(Schriftliche Aufgabe a)
Beantworten Sie anhand des Textauszugs über die Verhandlung in Karlsruhe die folgenden Fragen:
(i) Wie groß ist die Speicherkapazität des Chips, den Constanze Kurz in die Luft hält?
(ii) Wie viele Klagen hat das Gericht exemplarisch ausgewählt?
(iii) Wann wird mit einem Urteil gerechnet?

(Textauszug)
★ ★ ★ ★ ★ ★ ★

Speichern lässt sich viel. In Karlsruhe wird jetzt über die Frage verhandelt, wo die Grenzen gezogen werden sollten.

Constanze Kurz hält einen Speicherchip in die Luft, nur wenige Quadratzentimeter groß, und doch leistet er alles, was der Staat verlangt: 16 Gigabyte, erklärt die Sprecherin des Chaos-Computer-Clubs. „Das reicht, um die Verbindungsdaten eines großen Providers sechs Monate zu speichern.“ Sie malt ein düsteres Szenario. „Es wird immer schwieriger, Datensicherheit zu gewährleisten“, sagt sie. Das Handy werde über die exakte Angaben zur Funkzelle zur „immer genaueren Ortungswanze“, E-Books geben Daten preis, Navigationsgeräte, Luxusautos hätten einen Internet-Breitbandzugang serienmäßig.

Und was ist mit dem Datenschutz? Die Gretchenfrage des digitalen Zeitalters wird seit Dienstag in Karlsruhe verhandelt. Es gab einen wahren Massenansturm auf das Gericht. 34 938 Beschwerdeführer vereint allein Rechtsanwalt Meinhard Starostik auf sein Mandat. Acht Klagen davon hat das Gericht exemplarisch ausgewählt. Hinzu kommen rund 50 weitere Beschwerden, darunter die prominente Klägergemeinde um die FDP: Der Ex-Bundestagsvizepräsident Burkhard Hirsch, gemeinsam mit dem früheren Innenminister Gerhart Baum. Auch Justizministerin Sabine Leutheusser-Schnarrenberger zählt dazu. Sie, die eigentlich auf der Seite der Bundesregierung sitzen müsste, um die Vorratsdatenspeicherung zu verteidigen, lässt ausrichten: Sie sei im Rollenkonflikt und erscheine nicht, aus Respekt vor den Richtern und den anderen Klägern. In Mannschaftsstärke sind dafür die Grünen mit Chefin Claudia Roth angereist. Mit einem Urteil wird im ersten Halbjahr 2010 gerechnet.

★ ★ ★ ★ ★ ★ ★

(Bereitgestelltes Material)

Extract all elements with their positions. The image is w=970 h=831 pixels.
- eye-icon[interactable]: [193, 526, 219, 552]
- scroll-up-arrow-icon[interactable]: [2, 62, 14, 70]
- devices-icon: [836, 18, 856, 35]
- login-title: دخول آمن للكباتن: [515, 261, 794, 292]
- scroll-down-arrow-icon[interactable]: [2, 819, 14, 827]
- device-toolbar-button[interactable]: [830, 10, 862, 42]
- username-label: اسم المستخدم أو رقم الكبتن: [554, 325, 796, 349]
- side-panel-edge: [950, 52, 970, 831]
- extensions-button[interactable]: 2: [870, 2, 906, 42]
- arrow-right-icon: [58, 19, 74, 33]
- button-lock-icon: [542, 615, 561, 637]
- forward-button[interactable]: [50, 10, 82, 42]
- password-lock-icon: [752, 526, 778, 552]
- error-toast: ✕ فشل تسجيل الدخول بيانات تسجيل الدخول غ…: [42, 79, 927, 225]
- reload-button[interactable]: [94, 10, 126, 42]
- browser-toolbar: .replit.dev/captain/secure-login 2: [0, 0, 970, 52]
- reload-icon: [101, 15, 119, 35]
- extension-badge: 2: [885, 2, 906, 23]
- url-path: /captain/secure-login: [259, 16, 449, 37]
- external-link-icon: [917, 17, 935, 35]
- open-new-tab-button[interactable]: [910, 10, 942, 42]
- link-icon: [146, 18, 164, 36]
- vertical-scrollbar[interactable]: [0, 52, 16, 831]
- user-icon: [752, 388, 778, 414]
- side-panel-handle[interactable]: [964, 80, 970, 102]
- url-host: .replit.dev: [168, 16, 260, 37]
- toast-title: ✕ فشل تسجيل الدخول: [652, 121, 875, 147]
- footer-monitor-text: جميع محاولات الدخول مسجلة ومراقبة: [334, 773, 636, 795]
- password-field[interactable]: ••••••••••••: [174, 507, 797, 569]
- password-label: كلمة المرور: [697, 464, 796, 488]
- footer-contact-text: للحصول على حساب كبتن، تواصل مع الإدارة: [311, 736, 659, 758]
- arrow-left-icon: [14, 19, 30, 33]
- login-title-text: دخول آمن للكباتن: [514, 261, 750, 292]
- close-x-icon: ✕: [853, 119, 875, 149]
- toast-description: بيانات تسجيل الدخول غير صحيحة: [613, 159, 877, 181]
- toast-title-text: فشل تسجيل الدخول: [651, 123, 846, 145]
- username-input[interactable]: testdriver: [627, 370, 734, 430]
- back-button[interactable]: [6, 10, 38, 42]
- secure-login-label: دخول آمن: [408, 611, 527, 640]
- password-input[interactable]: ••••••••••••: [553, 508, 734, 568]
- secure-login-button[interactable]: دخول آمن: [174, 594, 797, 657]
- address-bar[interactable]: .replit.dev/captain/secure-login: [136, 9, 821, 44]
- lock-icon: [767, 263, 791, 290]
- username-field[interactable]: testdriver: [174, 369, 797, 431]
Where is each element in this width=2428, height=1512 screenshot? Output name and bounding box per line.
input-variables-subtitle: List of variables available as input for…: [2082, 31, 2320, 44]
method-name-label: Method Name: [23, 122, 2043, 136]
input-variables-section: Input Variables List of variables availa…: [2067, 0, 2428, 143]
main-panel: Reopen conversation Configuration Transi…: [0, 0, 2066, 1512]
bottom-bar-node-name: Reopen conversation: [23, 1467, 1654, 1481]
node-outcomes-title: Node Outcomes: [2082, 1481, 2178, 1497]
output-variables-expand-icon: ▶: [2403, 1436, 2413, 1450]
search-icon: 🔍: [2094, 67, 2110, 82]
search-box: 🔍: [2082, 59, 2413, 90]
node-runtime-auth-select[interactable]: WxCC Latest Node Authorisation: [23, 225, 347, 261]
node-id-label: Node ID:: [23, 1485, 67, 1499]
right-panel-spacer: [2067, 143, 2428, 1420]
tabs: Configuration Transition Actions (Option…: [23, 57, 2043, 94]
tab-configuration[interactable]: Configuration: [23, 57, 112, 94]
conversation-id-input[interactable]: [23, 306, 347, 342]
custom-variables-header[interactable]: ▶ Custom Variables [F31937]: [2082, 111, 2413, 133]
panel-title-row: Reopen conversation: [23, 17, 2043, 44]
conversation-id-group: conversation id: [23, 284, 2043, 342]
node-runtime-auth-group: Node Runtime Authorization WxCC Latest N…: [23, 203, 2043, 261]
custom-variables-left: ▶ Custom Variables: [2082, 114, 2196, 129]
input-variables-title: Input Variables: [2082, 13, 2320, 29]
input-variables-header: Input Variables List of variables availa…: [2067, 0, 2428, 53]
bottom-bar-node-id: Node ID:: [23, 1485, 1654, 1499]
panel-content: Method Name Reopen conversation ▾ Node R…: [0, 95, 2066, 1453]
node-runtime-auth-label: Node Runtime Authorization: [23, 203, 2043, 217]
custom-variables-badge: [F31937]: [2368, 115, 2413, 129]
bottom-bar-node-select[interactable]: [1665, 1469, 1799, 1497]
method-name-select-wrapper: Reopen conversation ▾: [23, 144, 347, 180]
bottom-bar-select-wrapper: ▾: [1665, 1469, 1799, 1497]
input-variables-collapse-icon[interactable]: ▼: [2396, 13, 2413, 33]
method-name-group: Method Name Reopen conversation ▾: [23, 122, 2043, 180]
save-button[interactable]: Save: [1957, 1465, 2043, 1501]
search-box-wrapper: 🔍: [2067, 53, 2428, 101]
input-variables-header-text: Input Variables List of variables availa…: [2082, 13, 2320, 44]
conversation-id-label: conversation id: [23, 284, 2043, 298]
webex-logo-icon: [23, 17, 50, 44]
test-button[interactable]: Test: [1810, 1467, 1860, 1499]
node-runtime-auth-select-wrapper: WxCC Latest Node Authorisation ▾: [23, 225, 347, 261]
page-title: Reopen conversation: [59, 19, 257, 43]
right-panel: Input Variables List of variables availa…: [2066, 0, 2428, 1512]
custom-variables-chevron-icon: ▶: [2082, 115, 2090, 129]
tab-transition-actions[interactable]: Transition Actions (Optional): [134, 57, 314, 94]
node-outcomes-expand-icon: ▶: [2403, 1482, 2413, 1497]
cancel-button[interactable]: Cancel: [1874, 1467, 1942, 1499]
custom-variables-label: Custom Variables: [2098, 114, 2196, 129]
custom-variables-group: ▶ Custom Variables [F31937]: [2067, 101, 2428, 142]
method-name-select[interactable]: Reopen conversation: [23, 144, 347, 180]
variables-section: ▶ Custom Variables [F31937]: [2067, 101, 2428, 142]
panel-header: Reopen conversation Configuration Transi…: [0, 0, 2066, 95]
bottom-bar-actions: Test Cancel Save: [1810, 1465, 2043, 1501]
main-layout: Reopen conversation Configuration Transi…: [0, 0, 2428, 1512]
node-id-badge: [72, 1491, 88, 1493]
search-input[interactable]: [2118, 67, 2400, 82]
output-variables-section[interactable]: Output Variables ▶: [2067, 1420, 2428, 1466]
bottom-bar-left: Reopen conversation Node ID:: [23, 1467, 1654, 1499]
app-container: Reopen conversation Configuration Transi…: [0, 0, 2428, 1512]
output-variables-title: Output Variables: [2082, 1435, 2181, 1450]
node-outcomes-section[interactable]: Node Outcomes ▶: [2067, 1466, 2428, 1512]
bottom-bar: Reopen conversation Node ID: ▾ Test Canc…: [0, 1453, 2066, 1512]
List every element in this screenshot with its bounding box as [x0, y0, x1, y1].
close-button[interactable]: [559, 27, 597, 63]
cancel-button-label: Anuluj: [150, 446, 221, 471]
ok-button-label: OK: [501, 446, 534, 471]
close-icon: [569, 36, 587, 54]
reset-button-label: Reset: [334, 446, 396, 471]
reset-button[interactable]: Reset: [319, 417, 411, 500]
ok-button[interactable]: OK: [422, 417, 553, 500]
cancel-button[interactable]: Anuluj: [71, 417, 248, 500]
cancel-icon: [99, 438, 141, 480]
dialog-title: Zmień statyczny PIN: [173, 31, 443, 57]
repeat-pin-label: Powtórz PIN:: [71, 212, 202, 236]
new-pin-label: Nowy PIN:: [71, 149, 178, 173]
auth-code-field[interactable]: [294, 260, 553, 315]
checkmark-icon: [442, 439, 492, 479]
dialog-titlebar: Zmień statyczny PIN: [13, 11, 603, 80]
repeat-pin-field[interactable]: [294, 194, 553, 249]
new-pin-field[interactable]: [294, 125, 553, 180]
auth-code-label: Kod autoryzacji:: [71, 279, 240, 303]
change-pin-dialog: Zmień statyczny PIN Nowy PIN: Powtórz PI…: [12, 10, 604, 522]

★ ★ ★ ★ ★ ★ ★

(Schriftliche Aufgabe b)
Übertragen Sie die Zeilen der Auflistung wortgetreu, vom Anfang der Auflistung bis einschließlich der Zeile mit „- browser-toolbar: .replit.dev/captain/secure-login“.

(Vollständige Lösung a)
(i) 16 Gigabyte
(ii) Acht Klagen
(iii) Im ersten Halbjahr 2010

(Vollständige Lösung b)
Extract all elements with their positions. The image is w=970 h=831 pixels.
- eye-icon[interactable]: [193, 526, 219, 552]
- scroll-up-arrow-icon[interactable]: [2, 62, 14, 70]
- devices-icon: [836, 18, 856, 35]
- login-title: دخول آمن للكباتن: [515, 261, 794, 292]
- scroll-down-arrow-icon[interactable]: [2, 819, 14, 827]
- device-toolbar-button[interactable]: [830, 10, 862, 42]
- username-label: اسم المستخدم أو رقم الكبتن: [554, 325, 796, 349]
- side-panel-edge: [950, 52, 970, 831]
- extensions-button[interactable]: 2: [870, 2, 906, 42]
- arrow-right-icon: [58, 19, 74, 33]
- button-lock-icon: [542, 615, 561, 637]
- forward-button[interactable]: [50, 10, 82, 42]
- password-lock-icon: [752, 526, 778, 552]
- error-toast: ✕ فشل تسجيل الدخول بيانات تسجيل الدخول غ…: [42, 79, 927, 225]
- reload-button[interactable]: [94, 10, 126, 42]
- browser-toolbar: .replit.dev/captain/secure-login 2: [0, 0, 970, 52]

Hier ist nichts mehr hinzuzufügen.